• TASK STATEMENT: Will you write out the data exactly, excluding every picture?

Records from a data source:
────────────────
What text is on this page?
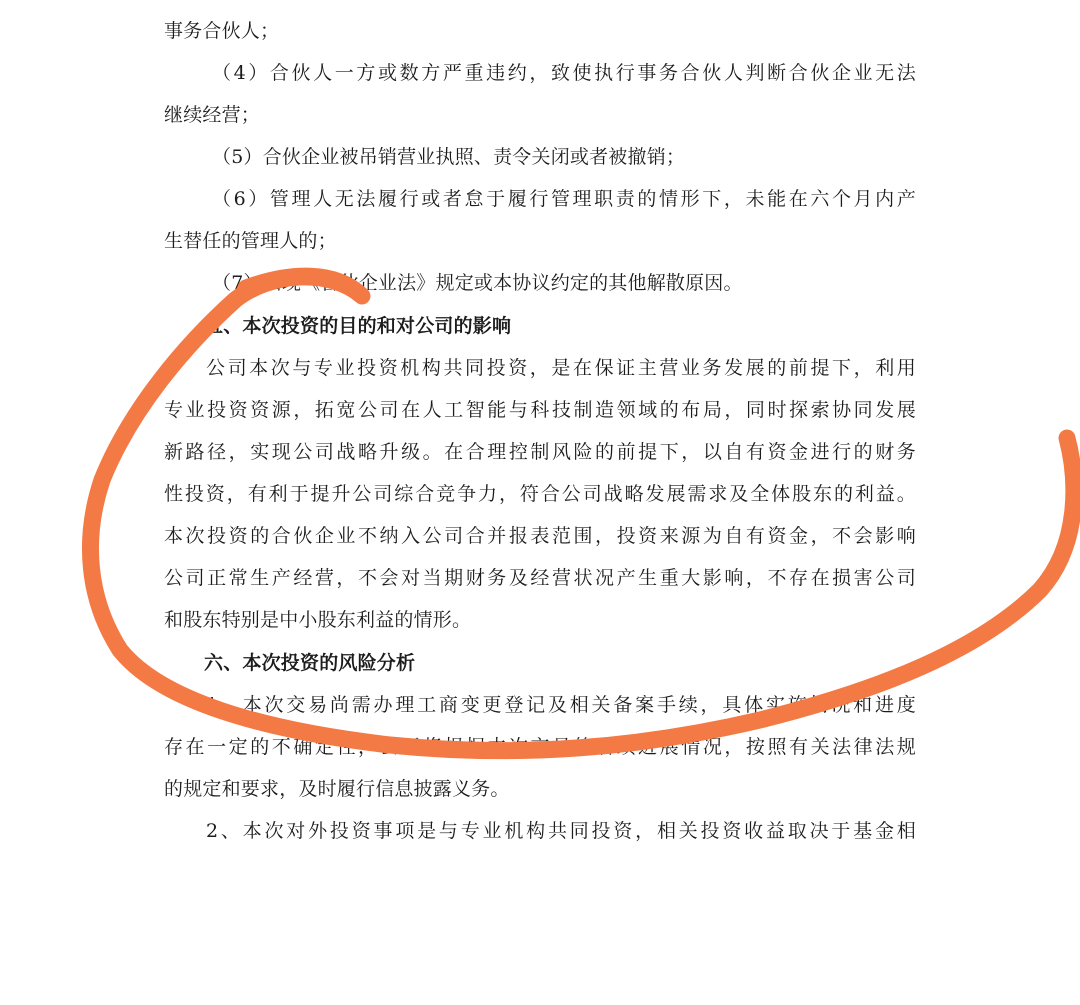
事务合伙人；
（4）合伙人一方或数方严重违约，致使执行事务合伙人判断合伙企业无法
继续经营；
（5）合伙企业被吊销营业执照、责令关闭或者被撤销；
（6）管理人无法履行或者怠于履行管理职责的情形下，未能在六个月内产
生替任的管理人的；
（7）出现《合伙企业法》规定或本协议约定的其他解散原因。
五、本次投资的目的和对公司的影响
公司本次与专业投资机构共同投资，是在保证主营业务发展的前提下，利用
专业投资资源，拓宽公司在人工智能与科技制造领域的布局，同时探索协同发展
新路径，实现公司战略升级。在合理控制风险的前提下，以自有资金进行的财务
性投资，有利于提升公司综合竞争力，符合公司战略发展需求及全体股东的利益。
本次投资的合伙企业不纳入公司合并报表范围，投资来源为自有资金，不会影响
公司正常生产经营，不会对当期财务及经营状况产生重大影响，不存在损害公司
和股东特别是中小股东利益的情形。
六、本次投资的风险分析
1、本次交易尚需办理工商变更登记及相关备案手续，具体实施情况和进度
存在一定的不确定性，公司将根据本次交易的后续进展情况，按照有关法律法规
的规定和要求，及时履行信息披露义务。
2、本次对外投资事项是与专业机构共同投资，相关投资收益取决于基金相
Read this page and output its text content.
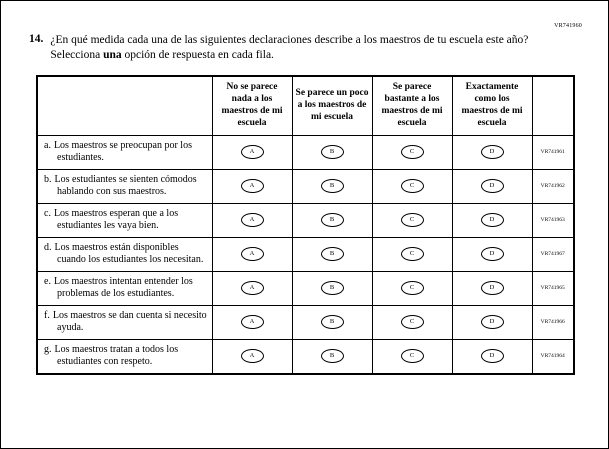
VR741960
14. ¿En qué medida cada una de las siguientes declaraciones describe a los maestros de tu escuela este año? Selecciona una opción de respuesta en cada fila.
	No se parece nada a los maestros de mi escuela	Se parece un poco a los maestros de mi escuela	Se parece bastante a los maestros de mi escuela	Exactamente como los maestros de mi escuela	

a. Los maestros se preocupan por los estudiantes.	A	B	C	D	VR741961

b. Los estudiantes se sienten cómodos hablando con sus maestros.	A	B	C	D	VR741962

c. Los maestros esperan que a los estudiantes les vaya bien.	A	B	C	D	VR741963

d. Los maestros están disponibles cuando los estudiantes los necesitan.	A	B	C	D	VR741967

e. Los maestros intentan entender los problemas de los estudiantes.	A	B	C	D	VR741965

f. Los maestros se dan cuenta si necesito ayuda.	A	B	C	D	VR741966

g. Los maestros tratan a todos los estudiantes con respeto.	A	B	C	D	VR741964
────────────────
• WORKED SOLUTION:
What text is on this page?
事务合伙人；
（4）合伙人一方或数方严重违约，致使执行事务合伙人判断合伙企业无法
继续经营；
（5）合伙企业被吊销营业执照、责令关闭或者被撤销；
（6）管理人无法履行或者怠于履行管理职责的情形下，未能在六个月内产
生替任的管理人的；
（7）出现《合伙企业法》规定或本协议约定的其他解散原因。
五、本次投资的目的和对公司的影响
公司本次与专业投资机构共同投资，是在保证主营业务发展的前提下，利用
专业投资资源，拓宽公司在人工智能与科技制造领域的布局，同时探索协同发展
新路径，实现公司战略升级。在合理控制风险的前提下，以自有资金进行的财务
性投资，有利于提升公司综合竞争力，符合公司战略发展需求及全体股东的利益。
本次投资的合伙企业不纳入公司合并报表范围，投资来源为自有资金，不会影响
公司正常生产经营，不会对当期财务及经营状况产生重大影响，不存在损害公司
和股东特别是中小股东利益的情形。
六、本次投资的风险分析
1、本次交易尚需办理工商变更登记及相关备案手续，具体实施情况和进度
存在一定的不确定性，公司将根据本次交易的后续进展情况，按照有关法律法规
的规定和要求，及时履行信息披露义务。
2、本次对外投资事项是与专业机构共同投资，相关投资收益取决于基金相
Read this page and output its text content.
VR741960
14. ¿En qué medida cada una de las siguientes declaraciones describe a los maestros de tu escuela este año? Selecciona una opción de respuesta en cada fila.
	No se parece nada a los maestros de mi escuela	Se parece un poco a los maestros de mi escuela	Se parece bastante a los maestros de mi escuela	Exactamente como los maestros de mi escuela	

a. Los maestros se preocupan por los estudiantes.	A	B	C	D	VR741961

b. Los estudiantes se sienten cómodos hablando con sus maestros.	A	B	C	D	VR741962

c. Los maestros esperan que a los estudiantes les vaya bien.	A	B	C	D	VR741963

d. Los maestros están disponibles cuando los estudiantes los necesitan.	A	B	C	D	VR741967

e. Los maestros intentan entender los problemas de los estudiantes.	A	B	C	D	VR741965

f. Los maestros se dan cuenta si necesito ayuda.	A	B	C	D	VR741966

g. Los maestros tratan a todos los estudiantes con respeto.	A	B	C	D	VR741964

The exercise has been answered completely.